Further investigation found that Every Man for Himself had received heaps of praise in its day, much of it having to do with the author having set the novel in his home and native land:
Many Canadian writers like to tell a story of any country but Canada. They seem to forget that nothing better can be offered than a background of our own country. Not so Hopkins Moorhouse, author of "Every Man for Himself." It is a yarn punctuated with some rapid-fire detective work and a real romance — the whole thing is put together with a skill of a Victor Hugo.
—Bookseller & Stationer, August 1920
This book is not intended for the school library but is a wonderfully good story, full of action — a fine cure for teacher's "brain fag."
—The School, September 1920
A bully of a Canadian novel of mystery, romance and political intrigue, with a smashing climax ... The local color of this novel, so thoroughly Canadian in its setting and tone is one of the most fascinating features.
—The Grain Growers' Guide, 8 December 1920
The book is a sit-up-till-you-get-to-the-last-word work, fresh as a new
pin with a characterization wholly Canadian.
—The Canadian Railroader, 5 February 1921
The most greatest praise is found in the 10 August 1920 edition of Windsor's Border Cities Star. A remarkable review, it's worth quoting in full:
"Every Man for Himself." It might mean something serious. You might open the cover. The story starts in Toronto. It is 4 a.m. with the wee sma' hours dying around you but you have read the last word not noticing the time pass. How does an author manage to accomplish this with a reader? Hopkins Moorhouse, who wrote "Every Man for Himself," accomplish it with overwhelming plot with a dash of style as keen as a rapier in action, It is a plot as distinctive as any written by Conan Doyle. It is entertainment fashioned for all people. The college girl, the farm hand, the business man, the sport enthusiast, and Sir George Foster or Premier Drury would find in it equal pleasure. It is so unusual that a big motion picture company in Los Angeles, Cal., has offered Mr. Moorhouse five thousand dollars for the motion picture rights. He is holding out for just two thousand five hundred more than that, and will get it. This Canadian author knows what he is worth.
This novel, his second, is a scenario of action worthy of Dumas, with a French nearness to life, a Gallic skill of intrigue. As a matter of fact Mr. Moorhouse has French blood in his veins, and he rivals in his writing the cleverest of the race. But while the skill displayed in the book is worthy of the masters of entertainment, its setting is entirely Canadian and its types. Tom Edison would leave aside his next invention, to read it. It is this quality that will make Hopkins Moorhouse with his next two or three books Canada's most popular novelist. "Every Man for Himself" is not "ought-to read" stuff; it's the kind you cannot help reading whether you ought to or not. It carries the charm of the outdoors, the intimacy of Canadian politics and extraordinary type of Canadian heroine, the matched wits of big business men, the young man learning the game of life – a constant interweaving of different elements, situations and flashing change.
Jot down the name Hopkins Moorhouse in your notebook. It will be the most prominent name among Canadian novelists within five years. To get read evidence of this and enjoy the most enthralling book of the season, read "Every Man for Himself," which has just been published and is Mr. Moorhouse's second book to date.

Problems:
1. From the passage on reviews of Every Man for Himself, return the text between "Further investigation found" and "a Victor Hugo.", inclusive.
2. List every publication that the passage on reviews of Every Man for Himself quotes a review from.

Recorded information:
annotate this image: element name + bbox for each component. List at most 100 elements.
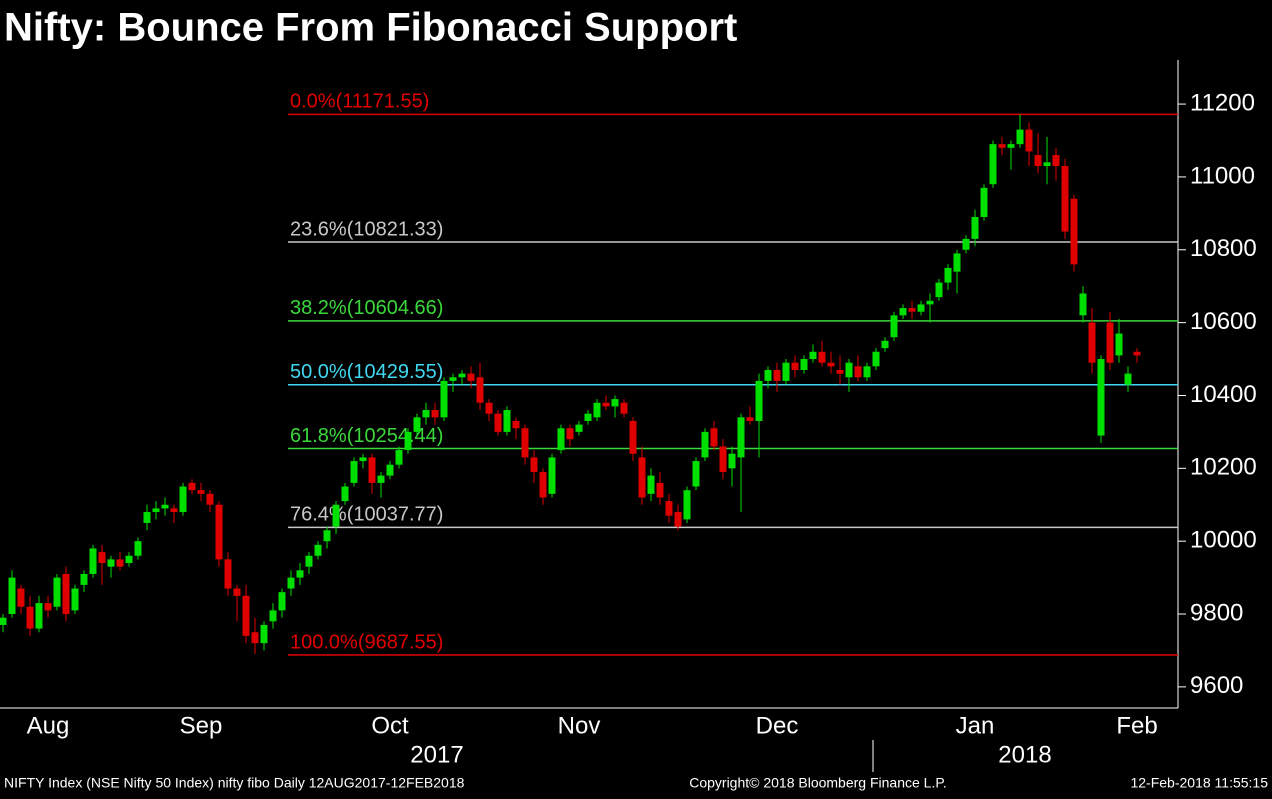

Final results:
1.
Further investigation found that Every Man for Himself had received heaps of praise in its day, much of it having to do with the author having set the novel in his home and native land:
Many Canadian writers like to tell a story of any country but Canada. They seem to forget that nothing better can be offered than a background of our own country. Not so Hopkins Moorhouse, author of "Every Man for Himself." It is a yarn punctuated with some rapid-fire detective work and a real romance — the whole thing is put together with a skill of a Victor Hugo.

2.
- Bookseller & Stationer
- The School
- The Grain Growers' Guide
- The Canadian Railroader
- Border Cities Star